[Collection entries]
-----
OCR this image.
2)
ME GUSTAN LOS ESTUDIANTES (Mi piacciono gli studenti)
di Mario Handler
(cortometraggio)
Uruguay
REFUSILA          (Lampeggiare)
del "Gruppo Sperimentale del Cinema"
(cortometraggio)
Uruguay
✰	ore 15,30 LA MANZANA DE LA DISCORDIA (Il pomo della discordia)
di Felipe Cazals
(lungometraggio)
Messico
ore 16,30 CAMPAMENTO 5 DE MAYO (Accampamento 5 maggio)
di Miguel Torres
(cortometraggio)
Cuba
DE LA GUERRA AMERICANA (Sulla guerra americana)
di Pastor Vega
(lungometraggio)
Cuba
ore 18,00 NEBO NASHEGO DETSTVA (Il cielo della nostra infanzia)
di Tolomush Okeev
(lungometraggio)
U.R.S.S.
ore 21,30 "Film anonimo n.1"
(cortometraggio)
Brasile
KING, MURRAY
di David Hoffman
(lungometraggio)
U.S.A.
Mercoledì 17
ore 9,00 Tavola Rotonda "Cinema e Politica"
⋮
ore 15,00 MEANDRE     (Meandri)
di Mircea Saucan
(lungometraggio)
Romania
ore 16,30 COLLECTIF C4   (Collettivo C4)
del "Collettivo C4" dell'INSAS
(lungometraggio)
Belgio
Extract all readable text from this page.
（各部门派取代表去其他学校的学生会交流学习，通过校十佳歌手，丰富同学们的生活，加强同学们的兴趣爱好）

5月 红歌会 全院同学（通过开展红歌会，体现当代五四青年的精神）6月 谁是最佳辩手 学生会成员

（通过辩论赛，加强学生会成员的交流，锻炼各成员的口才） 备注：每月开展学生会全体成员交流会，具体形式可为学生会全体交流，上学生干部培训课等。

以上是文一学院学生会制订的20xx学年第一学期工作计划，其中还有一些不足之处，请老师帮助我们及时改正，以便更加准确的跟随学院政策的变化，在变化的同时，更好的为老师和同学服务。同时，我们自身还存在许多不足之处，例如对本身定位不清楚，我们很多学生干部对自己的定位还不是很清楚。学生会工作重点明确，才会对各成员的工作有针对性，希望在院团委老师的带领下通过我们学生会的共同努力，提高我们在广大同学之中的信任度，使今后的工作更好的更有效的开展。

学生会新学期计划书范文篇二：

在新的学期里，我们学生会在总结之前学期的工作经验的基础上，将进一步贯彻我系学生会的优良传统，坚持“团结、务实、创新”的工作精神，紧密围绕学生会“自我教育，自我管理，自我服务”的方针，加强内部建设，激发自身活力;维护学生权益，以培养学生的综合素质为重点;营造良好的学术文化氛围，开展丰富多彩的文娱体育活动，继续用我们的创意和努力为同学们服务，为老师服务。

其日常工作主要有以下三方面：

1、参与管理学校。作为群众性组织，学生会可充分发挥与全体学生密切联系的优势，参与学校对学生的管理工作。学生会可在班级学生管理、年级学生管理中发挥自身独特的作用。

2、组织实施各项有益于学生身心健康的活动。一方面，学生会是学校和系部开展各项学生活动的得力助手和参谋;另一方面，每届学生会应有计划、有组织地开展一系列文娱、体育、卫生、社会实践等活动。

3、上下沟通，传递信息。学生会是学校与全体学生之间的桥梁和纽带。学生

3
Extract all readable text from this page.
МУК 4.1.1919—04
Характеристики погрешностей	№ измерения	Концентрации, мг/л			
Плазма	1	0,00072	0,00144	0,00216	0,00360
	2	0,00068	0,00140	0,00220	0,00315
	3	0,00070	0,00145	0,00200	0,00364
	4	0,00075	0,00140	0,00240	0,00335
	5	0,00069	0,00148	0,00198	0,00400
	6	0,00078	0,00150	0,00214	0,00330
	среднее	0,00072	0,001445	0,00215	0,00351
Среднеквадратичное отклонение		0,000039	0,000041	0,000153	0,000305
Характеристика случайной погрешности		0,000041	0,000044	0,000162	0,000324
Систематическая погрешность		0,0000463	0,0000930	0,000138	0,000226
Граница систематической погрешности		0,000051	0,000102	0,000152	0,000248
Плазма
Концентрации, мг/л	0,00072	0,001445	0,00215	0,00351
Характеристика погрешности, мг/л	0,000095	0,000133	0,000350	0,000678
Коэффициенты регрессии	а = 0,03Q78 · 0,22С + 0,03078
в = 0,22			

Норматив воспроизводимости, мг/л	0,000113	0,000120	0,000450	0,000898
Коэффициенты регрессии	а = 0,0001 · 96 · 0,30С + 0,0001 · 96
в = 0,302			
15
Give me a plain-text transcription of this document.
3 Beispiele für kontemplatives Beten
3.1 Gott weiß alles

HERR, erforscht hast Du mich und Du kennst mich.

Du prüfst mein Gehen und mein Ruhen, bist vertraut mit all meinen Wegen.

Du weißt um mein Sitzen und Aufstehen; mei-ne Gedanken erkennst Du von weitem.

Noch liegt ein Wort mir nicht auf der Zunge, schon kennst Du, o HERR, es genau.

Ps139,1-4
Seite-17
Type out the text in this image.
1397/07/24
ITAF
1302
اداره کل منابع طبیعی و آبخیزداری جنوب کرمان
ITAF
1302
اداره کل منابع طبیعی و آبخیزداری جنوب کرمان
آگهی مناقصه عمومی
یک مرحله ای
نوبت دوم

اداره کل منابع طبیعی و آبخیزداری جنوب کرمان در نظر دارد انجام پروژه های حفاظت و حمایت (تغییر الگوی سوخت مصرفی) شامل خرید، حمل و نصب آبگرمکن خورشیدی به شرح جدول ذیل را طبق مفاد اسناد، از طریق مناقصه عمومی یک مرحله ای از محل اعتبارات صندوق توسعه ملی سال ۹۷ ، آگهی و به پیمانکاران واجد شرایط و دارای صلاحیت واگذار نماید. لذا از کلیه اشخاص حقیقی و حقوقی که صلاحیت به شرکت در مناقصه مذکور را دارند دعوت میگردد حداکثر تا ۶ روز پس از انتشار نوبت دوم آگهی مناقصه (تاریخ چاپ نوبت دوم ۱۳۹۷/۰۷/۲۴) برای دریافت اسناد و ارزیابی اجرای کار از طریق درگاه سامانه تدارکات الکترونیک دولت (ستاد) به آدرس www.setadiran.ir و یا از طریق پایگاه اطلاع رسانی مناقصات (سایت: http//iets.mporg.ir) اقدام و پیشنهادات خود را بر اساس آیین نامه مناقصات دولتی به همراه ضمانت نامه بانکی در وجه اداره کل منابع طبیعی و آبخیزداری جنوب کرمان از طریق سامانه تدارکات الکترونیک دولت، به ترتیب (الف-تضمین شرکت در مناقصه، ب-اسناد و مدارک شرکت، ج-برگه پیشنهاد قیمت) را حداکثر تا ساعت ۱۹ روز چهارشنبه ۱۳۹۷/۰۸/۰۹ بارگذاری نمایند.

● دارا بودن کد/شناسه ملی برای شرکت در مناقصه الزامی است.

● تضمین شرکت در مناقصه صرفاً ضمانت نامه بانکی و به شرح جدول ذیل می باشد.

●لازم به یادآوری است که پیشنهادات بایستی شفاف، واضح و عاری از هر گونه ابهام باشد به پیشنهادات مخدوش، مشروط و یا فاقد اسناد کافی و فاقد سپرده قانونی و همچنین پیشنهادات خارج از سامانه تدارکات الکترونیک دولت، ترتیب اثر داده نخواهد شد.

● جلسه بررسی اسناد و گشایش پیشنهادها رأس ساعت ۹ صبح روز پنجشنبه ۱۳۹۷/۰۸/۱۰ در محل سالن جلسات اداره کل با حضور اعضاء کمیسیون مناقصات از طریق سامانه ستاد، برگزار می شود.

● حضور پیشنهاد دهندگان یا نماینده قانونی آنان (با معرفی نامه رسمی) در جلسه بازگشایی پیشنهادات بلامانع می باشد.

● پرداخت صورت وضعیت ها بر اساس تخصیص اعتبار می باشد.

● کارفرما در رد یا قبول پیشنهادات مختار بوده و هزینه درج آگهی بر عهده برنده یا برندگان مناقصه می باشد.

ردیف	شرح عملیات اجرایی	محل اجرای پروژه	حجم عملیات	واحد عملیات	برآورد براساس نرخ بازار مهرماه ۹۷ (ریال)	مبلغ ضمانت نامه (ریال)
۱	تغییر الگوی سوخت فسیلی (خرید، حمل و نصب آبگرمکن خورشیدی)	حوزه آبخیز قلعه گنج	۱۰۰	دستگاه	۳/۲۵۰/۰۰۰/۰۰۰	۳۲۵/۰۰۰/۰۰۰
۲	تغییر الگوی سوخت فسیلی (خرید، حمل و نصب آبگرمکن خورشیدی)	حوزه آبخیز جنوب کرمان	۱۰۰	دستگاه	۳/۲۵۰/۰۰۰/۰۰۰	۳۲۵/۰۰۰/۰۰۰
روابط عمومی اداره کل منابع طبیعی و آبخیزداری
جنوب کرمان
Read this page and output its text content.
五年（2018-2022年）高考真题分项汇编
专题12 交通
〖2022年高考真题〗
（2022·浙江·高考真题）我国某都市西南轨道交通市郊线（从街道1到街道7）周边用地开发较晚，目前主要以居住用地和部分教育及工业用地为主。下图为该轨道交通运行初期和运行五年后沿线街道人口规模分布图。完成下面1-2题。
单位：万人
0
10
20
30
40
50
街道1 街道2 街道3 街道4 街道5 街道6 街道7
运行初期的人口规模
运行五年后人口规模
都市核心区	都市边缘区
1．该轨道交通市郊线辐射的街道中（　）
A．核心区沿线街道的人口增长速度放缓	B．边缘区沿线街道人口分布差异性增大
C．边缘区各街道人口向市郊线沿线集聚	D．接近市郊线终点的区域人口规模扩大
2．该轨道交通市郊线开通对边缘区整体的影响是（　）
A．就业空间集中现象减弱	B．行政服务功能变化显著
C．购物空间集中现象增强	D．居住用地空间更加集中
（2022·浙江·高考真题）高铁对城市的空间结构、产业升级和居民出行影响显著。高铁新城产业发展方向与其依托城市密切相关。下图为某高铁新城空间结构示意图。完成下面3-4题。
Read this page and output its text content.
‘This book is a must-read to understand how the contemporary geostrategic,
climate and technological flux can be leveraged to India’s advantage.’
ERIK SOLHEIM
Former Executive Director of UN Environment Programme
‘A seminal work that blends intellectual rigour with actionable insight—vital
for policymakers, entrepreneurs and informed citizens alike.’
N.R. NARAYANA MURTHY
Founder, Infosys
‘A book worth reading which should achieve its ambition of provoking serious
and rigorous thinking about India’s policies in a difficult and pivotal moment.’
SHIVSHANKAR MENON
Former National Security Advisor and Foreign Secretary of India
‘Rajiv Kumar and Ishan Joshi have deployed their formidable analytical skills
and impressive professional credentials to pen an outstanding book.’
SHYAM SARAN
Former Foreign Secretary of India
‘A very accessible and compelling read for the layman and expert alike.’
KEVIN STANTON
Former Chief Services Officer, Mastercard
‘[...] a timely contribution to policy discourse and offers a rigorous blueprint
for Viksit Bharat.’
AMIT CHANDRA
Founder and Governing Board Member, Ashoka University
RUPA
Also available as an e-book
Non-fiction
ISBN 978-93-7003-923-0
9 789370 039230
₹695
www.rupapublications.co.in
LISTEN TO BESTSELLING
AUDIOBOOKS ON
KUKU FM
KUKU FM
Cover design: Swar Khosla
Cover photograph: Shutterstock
-----
GOAL.
Look above for every line with the word "rigorous" and copy it.

OUTPUT OF THE EXERCISE.
and rigorous thinking about India’s policies in a difficult and pivotal moment.’
‘[...] a timely contribution to policy discourse and offers a rigorous blueprint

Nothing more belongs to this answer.